> [EXCERPTED PASSAGE]
%%

GUBBIO, ITALY
North of Rome, in Umbria, a series of ancient towns perch on the tops or sides of the foothills. Tourists flock here to admire the medieval churches and palazzos built with the unlimited local supplies of limestone. But no one gives any thought to the creatures that helped to create the materials necessary for making such stunning, long-lived monuments.
Limestone is composed largely of crystallized calcium carbonate. Some of it comes from the skeletal remains of well-known creatures like corals, but much of the rest comes from less appreciated but truly remarkable organisms called foraminifera, or forams.
Forams have been called "nature's masons" and deservedly so. Most of the 6,000 species of these single-celled protists construct surprisingly complex, ornate and beautiful shells to protect their bodies.
A broader pattern revealed
After forams die, their shells settle in ocean sediments -- and may eventually become rocks that can be used to shelter our bodies. While tiny relative to ourselves, forams are extremely large for single-celled organisms. The most impressive of all forams, now extinct, were disk-shaped species that were abundant in the limestone used to build the great pyramids of Egypt.
In more recent times, forams have served an altogether different service -- to science. Because they produce shells that make good fossils, and have long been abundant and widespread in the oceans, forams are particularly valuable to geologists and paleontologists in telling us about Earth's history.
The forams in the limestone just outside Gubbio provided the first clues to one of the most exciting scientific discoveries in the past century.

%%

> [TASK 1]
Reproduce the part of the Gubbio passage that opens with the words containing "Forams have been" and closes with "protect their bodies.".
> [TASK 2]
For each statement below, answer yes or no according to the Gubbio passage and quote the words that decide it. (a) Most foram species build shells to protect their bodies. (b) All the calcium carbonate in limestone comes from forams. (c) The disk-shaped forams found in the limestone of the great pyramids are still living today.
> [TASK 3]
List every town, city, region, and country named in the Gubbio passage.

> [LISTED ENTRIES]

%%

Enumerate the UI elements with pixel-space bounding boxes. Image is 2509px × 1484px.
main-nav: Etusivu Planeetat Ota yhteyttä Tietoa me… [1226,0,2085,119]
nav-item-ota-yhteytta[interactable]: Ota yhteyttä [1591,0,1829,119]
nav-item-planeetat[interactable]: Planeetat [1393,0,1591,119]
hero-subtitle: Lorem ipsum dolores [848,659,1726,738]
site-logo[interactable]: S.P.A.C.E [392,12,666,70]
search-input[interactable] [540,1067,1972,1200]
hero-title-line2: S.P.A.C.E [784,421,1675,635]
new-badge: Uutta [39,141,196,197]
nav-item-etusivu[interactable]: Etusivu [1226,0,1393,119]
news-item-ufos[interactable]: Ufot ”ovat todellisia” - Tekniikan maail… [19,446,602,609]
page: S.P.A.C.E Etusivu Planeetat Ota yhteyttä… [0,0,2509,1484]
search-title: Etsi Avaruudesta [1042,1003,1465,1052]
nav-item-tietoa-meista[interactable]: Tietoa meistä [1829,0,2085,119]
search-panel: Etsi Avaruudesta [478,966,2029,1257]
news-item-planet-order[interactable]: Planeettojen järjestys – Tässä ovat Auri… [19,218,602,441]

%%

> [SOLUTION 1]
Forams have been called "nature's masons" and deservedly so. Most of the 6,000 species of these single-celled protists construct surprisingly complex, ornate and beautiful shells to protect their bodies.

> [SOLUTION 2]
(a) Yes: "Most of the 6,000 species of these single-celled protists construct surprisingly complex, ornate and beautiful shells to protect their bodies."
(b) No: "Some of it comes from the skeletal remains of well-known creatures like corals"
(c) No: "The most impressive of all forams, now extinct, were disk-shaped species"

> [SOLUTION 3]
Gubbio
Italy
Rome
Umbria
Egypt